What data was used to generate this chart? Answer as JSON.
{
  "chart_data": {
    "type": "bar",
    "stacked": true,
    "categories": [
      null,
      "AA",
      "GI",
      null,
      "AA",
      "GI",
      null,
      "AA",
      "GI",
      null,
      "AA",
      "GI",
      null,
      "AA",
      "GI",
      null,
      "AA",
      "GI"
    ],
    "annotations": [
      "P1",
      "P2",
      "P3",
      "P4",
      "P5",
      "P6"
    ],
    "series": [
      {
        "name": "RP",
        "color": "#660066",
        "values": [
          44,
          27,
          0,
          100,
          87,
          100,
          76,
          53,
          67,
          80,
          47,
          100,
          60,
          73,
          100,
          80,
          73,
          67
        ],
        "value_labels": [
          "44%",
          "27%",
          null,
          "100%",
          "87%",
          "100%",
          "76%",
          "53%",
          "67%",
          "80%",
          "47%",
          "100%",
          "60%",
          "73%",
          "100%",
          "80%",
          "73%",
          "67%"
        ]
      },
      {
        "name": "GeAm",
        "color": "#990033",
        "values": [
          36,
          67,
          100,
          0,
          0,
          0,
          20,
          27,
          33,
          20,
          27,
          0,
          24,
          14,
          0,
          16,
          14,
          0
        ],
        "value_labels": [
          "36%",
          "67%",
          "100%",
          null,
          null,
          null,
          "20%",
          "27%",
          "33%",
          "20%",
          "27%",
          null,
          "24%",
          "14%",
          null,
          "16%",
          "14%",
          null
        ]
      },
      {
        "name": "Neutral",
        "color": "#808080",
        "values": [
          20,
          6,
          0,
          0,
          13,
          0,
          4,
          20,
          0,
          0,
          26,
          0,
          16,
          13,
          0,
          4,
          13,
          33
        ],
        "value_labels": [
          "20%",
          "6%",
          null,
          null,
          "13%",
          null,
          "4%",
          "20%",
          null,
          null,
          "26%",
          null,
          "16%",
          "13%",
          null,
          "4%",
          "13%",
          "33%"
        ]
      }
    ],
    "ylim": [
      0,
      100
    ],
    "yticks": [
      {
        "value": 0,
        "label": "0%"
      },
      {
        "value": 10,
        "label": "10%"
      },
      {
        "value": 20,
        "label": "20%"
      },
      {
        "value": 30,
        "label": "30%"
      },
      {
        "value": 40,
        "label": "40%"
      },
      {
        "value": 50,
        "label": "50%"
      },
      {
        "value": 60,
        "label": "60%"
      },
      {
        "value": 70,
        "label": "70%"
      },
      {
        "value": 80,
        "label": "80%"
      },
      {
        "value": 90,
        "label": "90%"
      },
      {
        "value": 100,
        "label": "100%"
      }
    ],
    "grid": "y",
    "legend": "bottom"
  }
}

▬▬▬

JOB: Extract the complete listing above, reproducing each line exactly.

TASK RESPONSE:
What data was used to generate this chart? Answer as JSON.
{
  "chart_data": {
    "type": "bar",
    "stacked": true,
    "categories": [
      null,
      "AA",
      "GI",
      null,
      "AA",
      "GI",
      null,
      "AA",
      "GI",
      null,
      "AA",
      "GI",
      null,
      "AA",
      "GI",
      null,
      "AA",
      "GI"
    ],
    "annotations": [
      "P1",
      "P2",
      "P3",
      "P4",
      "P5",
      "P6"
    ],
    "series": [
      {
        "name": "RP",
        "color": "#660066",
        "values": [
          44,
          27,
          0,
          100,
          87,
          100,
          76,
          53,
          67,
          80,
          47,
          100,
          60,
          73,
          100,
          80,
          73,
          67
        ],
        "value_labels": [
          "44%",
          "27%",
          null,
          "100%",
          "87%",
          "100%",
          "76%",
          "53%",
          "67%",
          "80%",
          "47%",
          "100%",
          "60%",
          "73%",
          "100%",
          "80%",
          "73%",
          "67%"
        ]
      },
      {
        "name": "GeAm",
        "color": "#990033",
        "values": [
          36,
          67,
          100,
          0,
          0,
          0,
          20,
          27,
          33,
          20,
          27,
          0,
          24,
          14,
          0,
          16,
          14,
          0
        ],
        "value_labels": [
          "36%",
          "67%",
          "100%",
          null,
          null,
          null,
          "20%",
          "27%",
          "33%",
          "20%",
          "27%",
          null,
          "24%",
          "14%",
          null,
          "16%",
          "14%",
          null
        ]
      },
      {
        "name": "Neutral",
        "color": "#808080",
        "values": [
          20,
          6,
          0,
          0,
          13,
          0,
          4,
          20,
          0,
          0,
          26,
          0,
          16,
          13,
          0,
          4,
          13,
          33
        ],
        "value_labels": [
          "20%",
          "6%",
          null,
          null,
          "13%",
          null,
          "4%",
          "20%",
          null,
          null,
          "26%",
          null,
          "16%",
          "13%",
          null,
          "4%",
          "13%",
          "33%"
        ]
      }
    ],
    "ylim": [
      0,
      100
    ],
    "yticks": [
      {
        "value": 0,
        "label": "0%"
      },
      {
        "value": 10,
        "label": "10%"
      },
      {
        "value": 20,
        "label": "20%"
      },
      {
        "value": 30,
        "label": "30%"
      },
      {
        "value": 40,
        "label": "40%"
      },
      {
        "value": 50,
        "label": "50%"
      },
      {
        "value": 60,
        "label": "60%"
      },
      {
        "value": 70,
        "label": "70%"
      },
      {
        "value": 80,
        "label": "80%"
      },
      {
        "value": 90,
        "label": "90%"
      },
      {
        "value": 100,
        "label": "100%"
      }
    ],
    "grid": "y",
    "legend": "bottom"
  }
}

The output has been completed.